» Record list
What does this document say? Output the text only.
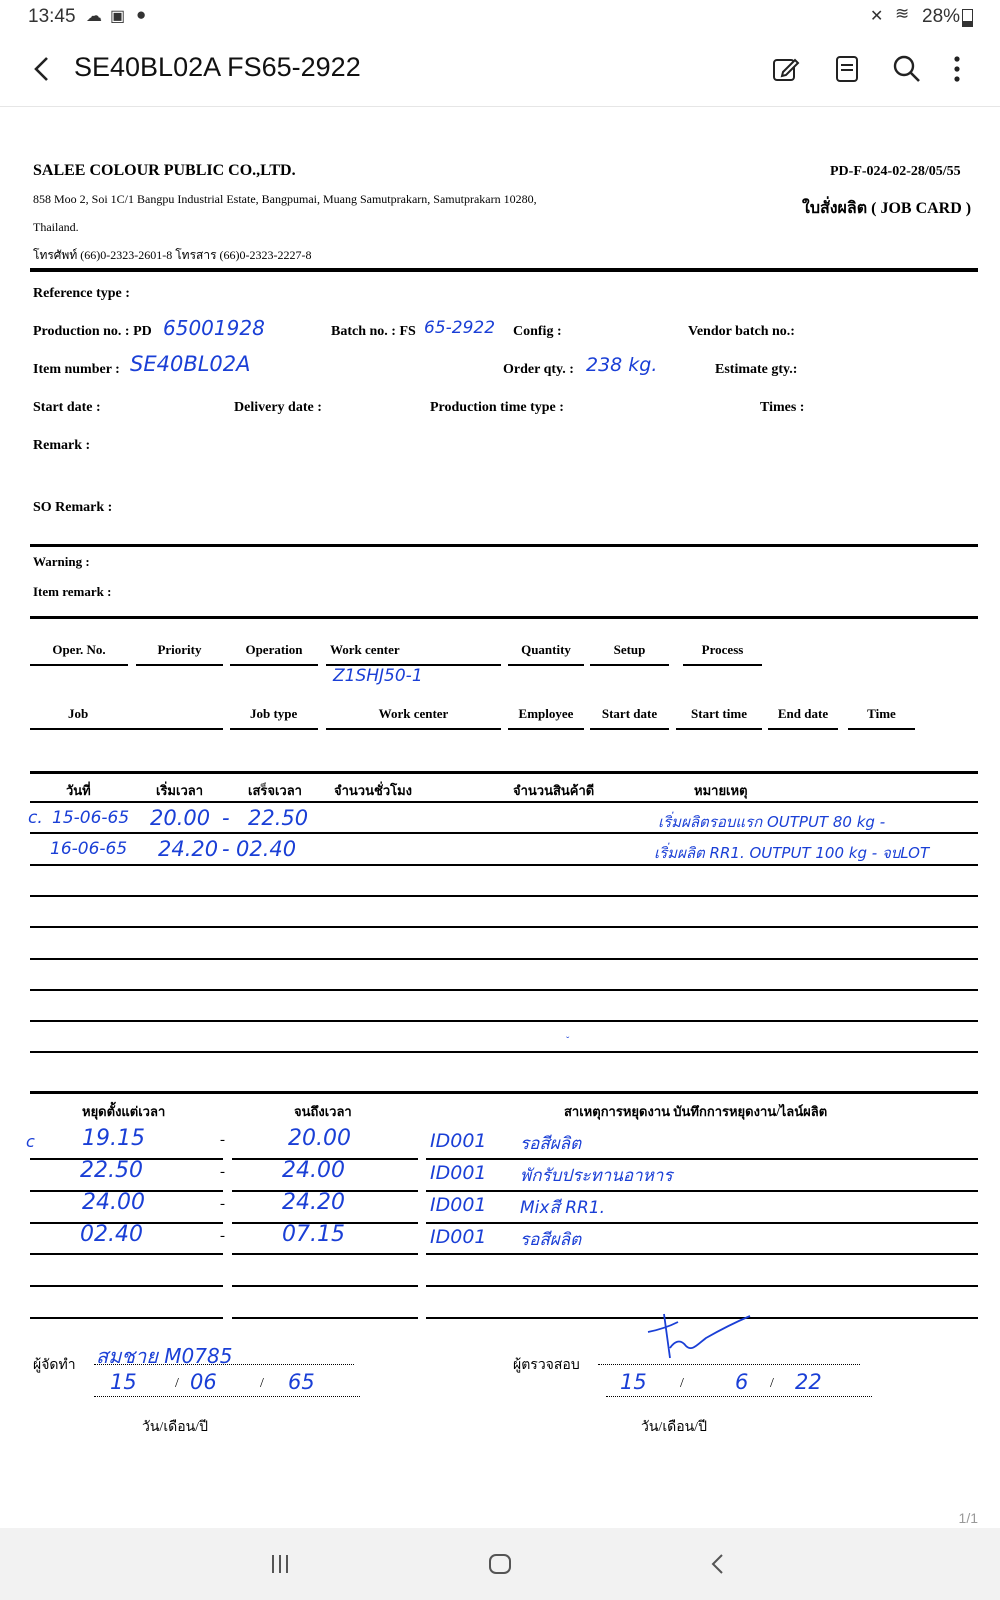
13:45 ☁ ▣ ●	✕ ≋ 28%
SE40BL02A FS65-2922
SALEE COLOUR PUBLIC CO.,LTD.	PD-F-024-02-28/05/55
858 Moo 2, Soi 1C/1 Bangpu Industrial Estate, Bangpumai, Muang Samutprakarn, Samutprakarn 10280,
ใบสั่งผลิต ( JOB CARD )
Thailand.
โทรศัพท์ (66)0-2323-2601-8 โทรสาร (66)0-2323-2227-8
Reference type :
Production no. : PD 65001928	Batch no. : FS 65-2922 Config :	Vendor batch no.:
Item number : SE40BL02A	Order qty. : 238 kg.	Estimate gty.:
Start date :	Delivery date :	Production time type :	Times :
Remark :
SO Remark :
Warning :
Item remark :
Oper. No.	Priority	Operation	Work center	Quantity	Setup	Process
Z1SHJ50-1
Job	Job type	Work center	Employee	Start date	Start time	End date	Time
วันที่	เริ่มเวลา	เสร็จเวลา จำนวนชั่วโมง	จำนวนสินค้าดี	หมายเหตุ
c. 15-06-65 20.00 - 22.50	เริ่มผลิตรอบแรก OUTPUT 80 kg -
16-06-65 24.20 - 02.40	เริ่มผลิต RR1. OUTPUT 100 kg - จบLOT
ˇ
หยุดตั้งแต่เวลา	จนถึงเวลา	สาเหตุการหยุดงาน บันทึกการหยุดงาน/ไลน์ผลิต
c 19.15	-	20.00	ID001 รอสีผลิต
22.50	-	24.00	ID001 พักรับประทานอาหาร
24.00	-	24.20	ID001 Mixสี RR1.
02.40	-	07.15	ID001 รอสีผลิต
ผู้จัดทำ สมชาย M0785
15	/ 06	/ 65
วัน/เดือน/ปี
ผู้ตรวจสอบ
15 / 6 / 22
วัน/เดือน/ปี
1/1
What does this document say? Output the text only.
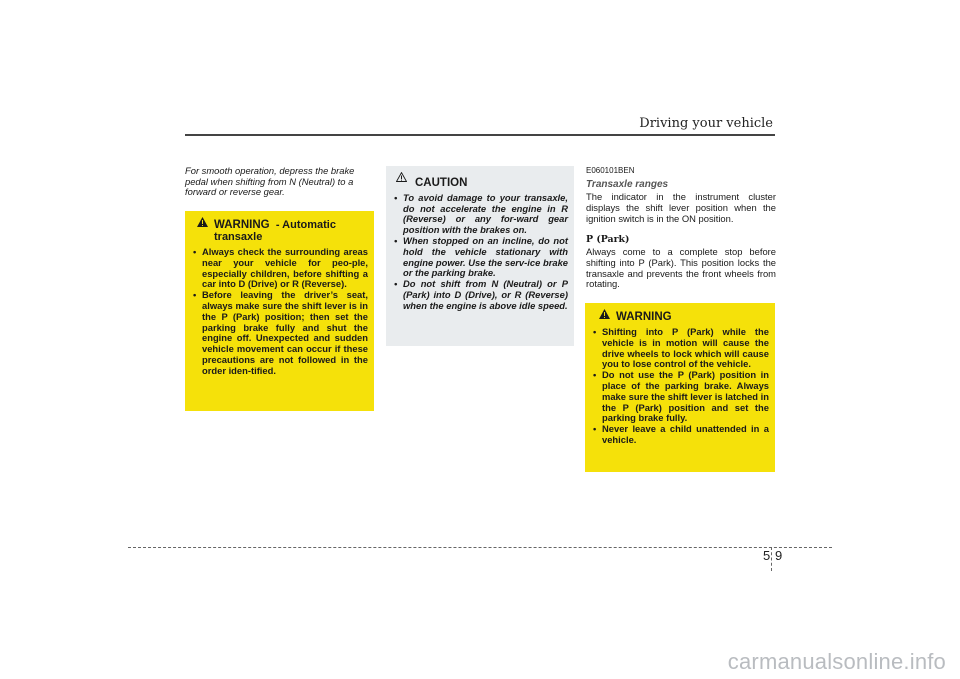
Driving your vehicle
For smooth operation, depress the brake pedal when shifting from N (Neutral) to a forward or reverse gear.
WARNING - Automatic transaxle
• Always check the surrounding areas near your vehicle for peo-ple, especially children, before shifting a car into D (Drive) or R (Reverse).
• Before leaving the driver’s seat, always make sure the shift lever is in the P (Park) position; then set the parking brake fully and shut the engine off. Unexpected and sudden vehicle movement can occur if these precautions are not followed in the order iden-tified.
CAUTION
• To avoid damage to your transaxle, do not accelerate the engine in R (Reverse) or any for-ward gear position with the brakes on.
• When stopped on an incline, do not hold the vehicle stationary with engine power. Use the serv-ice brake or the parking brake.
• Do not shift from N (Neutral) or P (Park) into D (Drive), or R (Reverse) when the engine is above idle speed.
E060101BEN
Transaxle ranges

The indicator in the instrument cluster displays the shift lever position when the ignition switch is in the ON position.

P (Park)

Always come to a complete stop before shifting into P (Park). This position locks the transaxle and prevents the front wheels from rotating.

WARNING
• Shifting into P (Park) while the vehicle is in motion will cause the drive wheels to lock which will cause you to lose control of the vehicle.
• Do not use the P (Park) position in place of the parking brake. Always make sure the shift lever is latched in the P (Park) position and set the parking brake fully.
• Never leave a child unattended in a vehicle.
5 9
carmanualsonline.info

» Exercise brief
Give the entries again word for word, but skip the pictures.

» Written answer
What does this document say? Output the text only.
13:45 ☁ ▣ ●	✕ ≋ 28%
SE40BL02A FS65-2922
SALEE COLOUR PUBLIC CO.,LTD.	PD-F-024-02-28/05/55
858 Moo 2, Soi 1C/1 Bangpu Industrial Estate, Bangpumai, Muang Samutprakarn, Samutprakarn 10280,
ใบสั่งผลิต ( JOB CARD )
Thailand.
โทรศัพท์ (66)0-2323-2601-8 โทรสาร (66)0-2323-2227-8
Reference type :
Production no. : PD 65001928	Batch no. : FS 65-2922 Config :	Vendor batch no.:
Item number : SE40BL02A	Order qty. : 238 kg.	Estimate gty.:
Start date :	Delivery date :	Production time type :	Times :
Remark :
SO Remark :
Warning :
Item remark :
Oper. No.	Priority	Operation	Work center	Quantity	Setup	Process
Z1SHJ50-1
Job	Job type	Work center	Employee	Start date	Start time	End date	Time
วันที่	เริ่มเวลา	เสร็จเวลา จำนวนชั่วโมง	จำนวนสินค้าดี	หมายเหตุ
c. 15-06-65 20.00 - 22.50	เริ่มผลิตรอบแรก OUTPUT 80 kg -
16-06-65 24.20 - 02.40	เริ่มผลิต RR1. OUTPUT 100 kg - จบLOT
ˇ
หยุดตั้งแต่เวลา	จนถึงเวลา	สาเหตุการหยุดงาน บันทึกการหยุดงาน/ไลน์ผลิต
c 19.15	-	20.00	ID001 รอสีผลิต
22.50	-	24.00	ID001 พักรับประทานอาหาร
24.00	-	24.20	ID001 Mixสี RR1.
02.40	-	07.15	ID001 รอสีผลิต
ผู้จัดทำ สมชาย M0785
15	/ 06	/ 65
วัน/เดือน/ปี
ผู้ตรวจสอบ
15 / 6 / 22
วัน/เดือน/ปี
1/1
What does this document say? Output the text only.
Driving your vehicle
For smooth operation, depress the brake pedal when shifting from N (Neutral) to a forward or reverse gear.
WARNING - Automatic transaxle
• Always check the surrounding areas near your vehicle for peo-ple, especially children, before shifting a car into D (Drive) or R (Reverse).
• Before leaving the driver’s seat, always make sure the shift lever is in the P (Park) position; then set the parking brake fully and shut the engine off. Unexpected and sudden vehicle movement can occur if these precautions are not followed in the order iden-tified.
CAUTION
• To avoid damage to your transaxle, do not accelerate the engine in R (Reverse) or any for-ward gear position with the brakes on.
• When stopped on an incline, do not hold the vehicle stationary with engine power. Use the serv-ice brake or the parking brake.
• Do not shift from N (Neutral) or P (Park) into D (Drive), or R (Reverse) when the engine is above idle speed.
E060101BEN
Transaxle ranges

The indicator in the instrument cluster displays the shift lever position when the ignition switch is in the ON position.

P (Park)

Always come to a complete stop before shifting into P (Park). This position locks the transaxle and prevents the front wheels from rotating.

WARNING
• Shifting into P (Park) while the vehicle is in motion will cause the drive wheels to lock which will cause you to lose control of the vehicle.
• Do not use the P (Park) position in place of the parking brake. Always make sure the shift lever is latched in the P (Park) position and set the parking brake fully.
• Never leave a child unattended in a vehicle.
5 9
carmanualsonline.info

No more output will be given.